Below is a block of records. Copy every line in it that contains the word "xlabel".
[MATERIALS PROVIDED start]
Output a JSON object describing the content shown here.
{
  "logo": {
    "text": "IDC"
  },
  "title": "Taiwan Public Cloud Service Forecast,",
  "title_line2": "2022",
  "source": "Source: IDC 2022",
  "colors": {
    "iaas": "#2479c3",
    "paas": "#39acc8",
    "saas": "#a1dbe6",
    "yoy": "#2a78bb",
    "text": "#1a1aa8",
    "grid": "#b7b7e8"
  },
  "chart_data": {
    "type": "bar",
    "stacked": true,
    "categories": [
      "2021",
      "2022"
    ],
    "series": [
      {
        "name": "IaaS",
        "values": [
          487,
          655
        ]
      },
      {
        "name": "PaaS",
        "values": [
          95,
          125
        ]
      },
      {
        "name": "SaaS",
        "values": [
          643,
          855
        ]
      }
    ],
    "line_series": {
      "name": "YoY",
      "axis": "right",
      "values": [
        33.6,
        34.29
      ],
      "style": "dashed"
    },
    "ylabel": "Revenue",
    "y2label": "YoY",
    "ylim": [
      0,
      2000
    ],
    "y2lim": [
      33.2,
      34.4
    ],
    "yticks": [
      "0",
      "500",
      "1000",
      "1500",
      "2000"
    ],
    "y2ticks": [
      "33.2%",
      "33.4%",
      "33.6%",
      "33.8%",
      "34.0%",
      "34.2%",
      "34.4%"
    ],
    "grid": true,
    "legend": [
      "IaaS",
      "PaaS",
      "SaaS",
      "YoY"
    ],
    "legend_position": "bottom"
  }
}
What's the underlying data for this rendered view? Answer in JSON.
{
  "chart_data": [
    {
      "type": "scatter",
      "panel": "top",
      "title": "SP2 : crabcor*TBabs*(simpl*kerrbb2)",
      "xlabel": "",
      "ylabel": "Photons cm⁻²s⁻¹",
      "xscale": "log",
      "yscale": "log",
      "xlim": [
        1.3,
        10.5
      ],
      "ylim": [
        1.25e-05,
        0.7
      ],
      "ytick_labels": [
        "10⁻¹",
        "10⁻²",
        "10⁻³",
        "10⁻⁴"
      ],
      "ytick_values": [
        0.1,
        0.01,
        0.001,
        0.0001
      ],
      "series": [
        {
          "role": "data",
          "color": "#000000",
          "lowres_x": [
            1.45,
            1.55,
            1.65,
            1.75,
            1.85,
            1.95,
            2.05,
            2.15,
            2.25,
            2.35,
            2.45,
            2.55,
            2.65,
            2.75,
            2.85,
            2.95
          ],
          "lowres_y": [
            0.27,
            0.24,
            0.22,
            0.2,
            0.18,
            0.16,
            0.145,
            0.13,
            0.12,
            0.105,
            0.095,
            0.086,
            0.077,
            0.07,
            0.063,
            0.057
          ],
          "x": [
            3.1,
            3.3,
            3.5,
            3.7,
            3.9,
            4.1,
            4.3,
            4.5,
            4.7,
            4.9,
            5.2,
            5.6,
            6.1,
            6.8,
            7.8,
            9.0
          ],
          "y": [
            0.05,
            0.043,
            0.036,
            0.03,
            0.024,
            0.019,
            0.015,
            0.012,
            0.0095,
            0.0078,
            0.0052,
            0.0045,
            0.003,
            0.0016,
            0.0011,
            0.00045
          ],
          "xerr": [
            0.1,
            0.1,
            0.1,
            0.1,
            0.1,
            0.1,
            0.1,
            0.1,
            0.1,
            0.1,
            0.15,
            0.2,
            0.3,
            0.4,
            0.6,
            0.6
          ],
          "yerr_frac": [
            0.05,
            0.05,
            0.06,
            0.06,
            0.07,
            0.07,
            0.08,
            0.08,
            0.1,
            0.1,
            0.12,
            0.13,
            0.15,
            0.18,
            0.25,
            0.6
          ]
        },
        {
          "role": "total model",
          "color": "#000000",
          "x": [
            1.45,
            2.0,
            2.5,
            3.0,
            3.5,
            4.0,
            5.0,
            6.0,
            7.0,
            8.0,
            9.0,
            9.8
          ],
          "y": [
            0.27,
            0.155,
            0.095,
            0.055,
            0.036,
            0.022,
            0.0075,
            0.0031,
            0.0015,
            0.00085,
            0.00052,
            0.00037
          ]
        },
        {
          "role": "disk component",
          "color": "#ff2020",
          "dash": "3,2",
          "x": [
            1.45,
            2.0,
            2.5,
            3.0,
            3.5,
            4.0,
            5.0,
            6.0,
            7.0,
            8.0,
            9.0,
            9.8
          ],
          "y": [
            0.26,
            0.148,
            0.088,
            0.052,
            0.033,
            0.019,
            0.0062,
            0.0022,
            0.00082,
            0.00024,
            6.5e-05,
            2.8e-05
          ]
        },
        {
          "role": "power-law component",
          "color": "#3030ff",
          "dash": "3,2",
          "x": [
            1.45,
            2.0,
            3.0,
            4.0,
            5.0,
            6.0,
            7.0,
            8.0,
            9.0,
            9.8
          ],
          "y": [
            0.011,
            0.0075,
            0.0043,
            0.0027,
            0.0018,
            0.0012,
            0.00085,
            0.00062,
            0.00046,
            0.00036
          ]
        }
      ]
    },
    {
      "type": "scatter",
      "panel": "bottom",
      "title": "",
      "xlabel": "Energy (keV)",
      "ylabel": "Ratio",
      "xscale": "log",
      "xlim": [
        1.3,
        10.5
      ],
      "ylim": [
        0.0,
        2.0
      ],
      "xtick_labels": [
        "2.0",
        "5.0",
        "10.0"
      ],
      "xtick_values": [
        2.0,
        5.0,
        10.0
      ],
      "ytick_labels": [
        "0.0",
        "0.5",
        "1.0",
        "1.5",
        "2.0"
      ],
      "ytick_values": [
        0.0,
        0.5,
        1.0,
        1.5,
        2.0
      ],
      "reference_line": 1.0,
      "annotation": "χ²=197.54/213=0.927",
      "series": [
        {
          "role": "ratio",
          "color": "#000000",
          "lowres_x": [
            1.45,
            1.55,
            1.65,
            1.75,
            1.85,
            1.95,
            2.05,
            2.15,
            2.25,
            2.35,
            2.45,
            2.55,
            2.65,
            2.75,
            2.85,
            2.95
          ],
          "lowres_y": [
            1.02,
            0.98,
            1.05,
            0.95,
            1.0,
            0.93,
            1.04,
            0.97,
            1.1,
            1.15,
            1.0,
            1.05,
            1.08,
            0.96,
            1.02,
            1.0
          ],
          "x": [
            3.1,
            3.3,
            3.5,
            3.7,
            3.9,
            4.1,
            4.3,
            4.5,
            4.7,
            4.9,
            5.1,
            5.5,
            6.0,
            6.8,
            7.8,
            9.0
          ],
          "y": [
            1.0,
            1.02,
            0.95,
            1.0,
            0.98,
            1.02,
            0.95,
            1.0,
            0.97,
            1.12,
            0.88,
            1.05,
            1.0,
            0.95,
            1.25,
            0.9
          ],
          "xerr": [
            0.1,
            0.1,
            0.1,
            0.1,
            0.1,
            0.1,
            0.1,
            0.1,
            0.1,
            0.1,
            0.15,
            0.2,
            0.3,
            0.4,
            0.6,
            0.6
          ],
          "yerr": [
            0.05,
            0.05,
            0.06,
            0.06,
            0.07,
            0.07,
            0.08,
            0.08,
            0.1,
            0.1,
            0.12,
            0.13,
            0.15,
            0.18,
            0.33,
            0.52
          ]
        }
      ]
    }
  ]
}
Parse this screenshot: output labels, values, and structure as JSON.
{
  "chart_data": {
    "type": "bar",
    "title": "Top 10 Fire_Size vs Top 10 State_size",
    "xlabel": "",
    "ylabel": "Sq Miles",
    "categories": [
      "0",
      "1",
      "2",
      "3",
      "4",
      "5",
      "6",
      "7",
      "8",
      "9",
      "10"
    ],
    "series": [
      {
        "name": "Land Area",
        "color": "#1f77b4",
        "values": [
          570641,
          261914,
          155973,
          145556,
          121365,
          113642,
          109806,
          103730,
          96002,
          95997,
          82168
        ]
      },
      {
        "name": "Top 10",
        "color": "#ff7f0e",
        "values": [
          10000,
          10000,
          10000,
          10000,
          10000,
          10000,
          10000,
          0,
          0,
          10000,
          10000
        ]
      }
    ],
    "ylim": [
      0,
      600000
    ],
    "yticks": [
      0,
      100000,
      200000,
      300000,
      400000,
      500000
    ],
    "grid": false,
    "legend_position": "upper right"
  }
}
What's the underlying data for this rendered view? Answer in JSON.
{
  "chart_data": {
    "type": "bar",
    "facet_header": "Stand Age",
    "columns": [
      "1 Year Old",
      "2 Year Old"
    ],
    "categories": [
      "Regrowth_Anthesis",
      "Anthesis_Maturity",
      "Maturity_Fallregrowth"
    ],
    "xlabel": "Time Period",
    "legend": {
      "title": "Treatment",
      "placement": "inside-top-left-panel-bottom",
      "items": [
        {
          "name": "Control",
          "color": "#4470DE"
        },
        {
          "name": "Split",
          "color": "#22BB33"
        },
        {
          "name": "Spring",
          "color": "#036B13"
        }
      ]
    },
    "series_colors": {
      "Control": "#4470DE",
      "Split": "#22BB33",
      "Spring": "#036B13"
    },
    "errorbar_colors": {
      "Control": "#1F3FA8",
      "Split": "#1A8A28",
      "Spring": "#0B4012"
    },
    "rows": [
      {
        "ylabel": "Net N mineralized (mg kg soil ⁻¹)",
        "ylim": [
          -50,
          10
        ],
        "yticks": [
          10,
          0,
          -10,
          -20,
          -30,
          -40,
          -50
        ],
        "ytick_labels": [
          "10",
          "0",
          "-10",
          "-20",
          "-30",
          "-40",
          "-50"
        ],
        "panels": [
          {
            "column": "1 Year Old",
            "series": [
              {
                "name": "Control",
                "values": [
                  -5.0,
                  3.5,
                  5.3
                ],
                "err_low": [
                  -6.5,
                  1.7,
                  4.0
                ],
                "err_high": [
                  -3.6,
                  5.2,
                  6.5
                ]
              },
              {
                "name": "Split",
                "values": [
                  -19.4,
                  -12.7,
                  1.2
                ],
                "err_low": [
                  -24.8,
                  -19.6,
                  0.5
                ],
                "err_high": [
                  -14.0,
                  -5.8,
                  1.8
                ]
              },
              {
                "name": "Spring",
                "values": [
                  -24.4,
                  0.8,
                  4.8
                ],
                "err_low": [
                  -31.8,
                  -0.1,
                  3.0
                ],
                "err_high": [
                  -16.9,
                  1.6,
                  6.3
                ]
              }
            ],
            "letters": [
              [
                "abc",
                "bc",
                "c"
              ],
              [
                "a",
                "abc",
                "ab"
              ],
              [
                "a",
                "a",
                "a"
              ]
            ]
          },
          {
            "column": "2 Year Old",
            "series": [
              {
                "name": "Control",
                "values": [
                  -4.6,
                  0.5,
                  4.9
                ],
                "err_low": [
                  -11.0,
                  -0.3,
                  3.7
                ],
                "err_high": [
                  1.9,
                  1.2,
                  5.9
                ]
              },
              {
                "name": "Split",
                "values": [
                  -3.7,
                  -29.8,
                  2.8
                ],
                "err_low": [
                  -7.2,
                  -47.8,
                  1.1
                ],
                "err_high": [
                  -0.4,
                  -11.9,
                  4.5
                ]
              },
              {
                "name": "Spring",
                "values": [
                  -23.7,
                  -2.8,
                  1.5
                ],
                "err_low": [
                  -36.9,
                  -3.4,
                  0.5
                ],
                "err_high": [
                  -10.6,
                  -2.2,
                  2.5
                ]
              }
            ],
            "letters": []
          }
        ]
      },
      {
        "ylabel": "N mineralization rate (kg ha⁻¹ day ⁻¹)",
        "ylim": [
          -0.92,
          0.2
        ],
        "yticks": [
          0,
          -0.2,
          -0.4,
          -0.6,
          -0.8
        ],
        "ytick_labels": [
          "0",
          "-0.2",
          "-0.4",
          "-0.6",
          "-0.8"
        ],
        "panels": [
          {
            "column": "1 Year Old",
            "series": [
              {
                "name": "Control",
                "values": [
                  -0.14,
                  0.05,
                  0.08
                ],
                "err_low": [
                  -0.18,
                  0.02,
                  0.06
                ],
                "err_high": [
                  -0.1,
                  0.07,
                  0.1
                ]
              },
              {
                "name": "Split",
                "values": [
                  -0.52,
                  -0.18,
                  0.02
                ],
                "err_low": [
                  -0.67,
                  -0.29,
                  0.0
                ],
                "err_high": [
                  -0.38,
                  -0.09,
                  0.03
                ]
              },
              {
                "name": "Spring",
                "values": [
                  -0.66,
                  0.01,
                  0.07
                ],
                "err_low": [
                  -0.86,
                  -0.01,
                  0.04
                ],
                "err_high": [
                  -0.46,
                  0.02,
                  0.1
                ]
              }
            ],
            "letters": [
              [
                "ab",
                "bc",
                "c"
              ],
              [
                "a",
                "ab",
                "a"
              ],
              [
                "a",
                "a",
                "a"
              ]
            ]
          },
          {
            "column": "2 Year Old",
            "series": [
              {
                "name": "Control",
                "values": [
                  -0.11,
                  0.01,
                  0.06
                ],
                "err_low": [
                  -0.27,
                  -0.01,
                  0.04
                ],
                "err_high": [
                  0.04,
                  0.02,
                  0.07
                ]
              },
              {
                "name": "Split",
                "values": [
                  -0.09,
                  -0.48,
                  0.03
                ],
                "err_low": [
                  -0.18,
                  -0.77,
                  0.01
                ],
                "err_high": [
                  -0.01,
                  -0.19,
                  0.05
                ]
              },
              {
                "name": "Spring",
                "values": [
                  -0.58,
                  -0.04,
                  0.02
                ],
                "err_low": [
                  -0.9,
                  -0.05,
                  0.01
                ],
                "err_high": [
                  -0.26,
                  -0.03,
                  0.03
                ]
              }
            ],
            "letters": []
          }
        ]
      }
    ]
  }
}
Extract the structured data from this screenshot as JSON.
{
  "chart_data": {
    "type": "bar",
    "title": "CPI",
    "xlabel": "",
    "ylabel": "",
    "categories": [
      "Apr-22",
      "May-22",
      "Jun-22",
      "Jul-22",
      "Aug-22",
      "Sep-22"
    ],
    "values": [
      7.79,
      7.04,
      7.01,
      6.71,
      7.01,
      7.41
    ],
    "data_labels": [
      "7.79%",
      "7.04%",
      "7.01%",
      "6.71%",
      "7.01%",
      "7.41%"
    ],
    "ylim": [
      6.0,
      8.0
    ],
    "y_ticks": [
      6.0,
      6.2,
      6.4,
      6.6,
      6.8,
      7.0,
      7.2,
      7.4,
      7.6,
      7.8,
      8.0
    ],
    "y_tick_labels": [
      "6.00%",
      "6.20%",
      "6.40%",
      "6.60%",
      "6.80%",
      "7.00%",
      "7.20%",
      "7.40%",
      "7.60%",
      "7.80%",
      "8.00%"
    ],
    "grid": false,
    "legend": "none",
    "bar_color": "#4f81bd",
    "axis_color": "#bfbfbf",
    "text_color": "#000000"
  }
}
[MATERIALS PROVIDED end]
### [THE ANSWER]
      "xlabel": "",
      "xlabel": "Energy (keV)",
    "xlabel": "",
    "xlabel": "Time Period",
    "xlabel": "",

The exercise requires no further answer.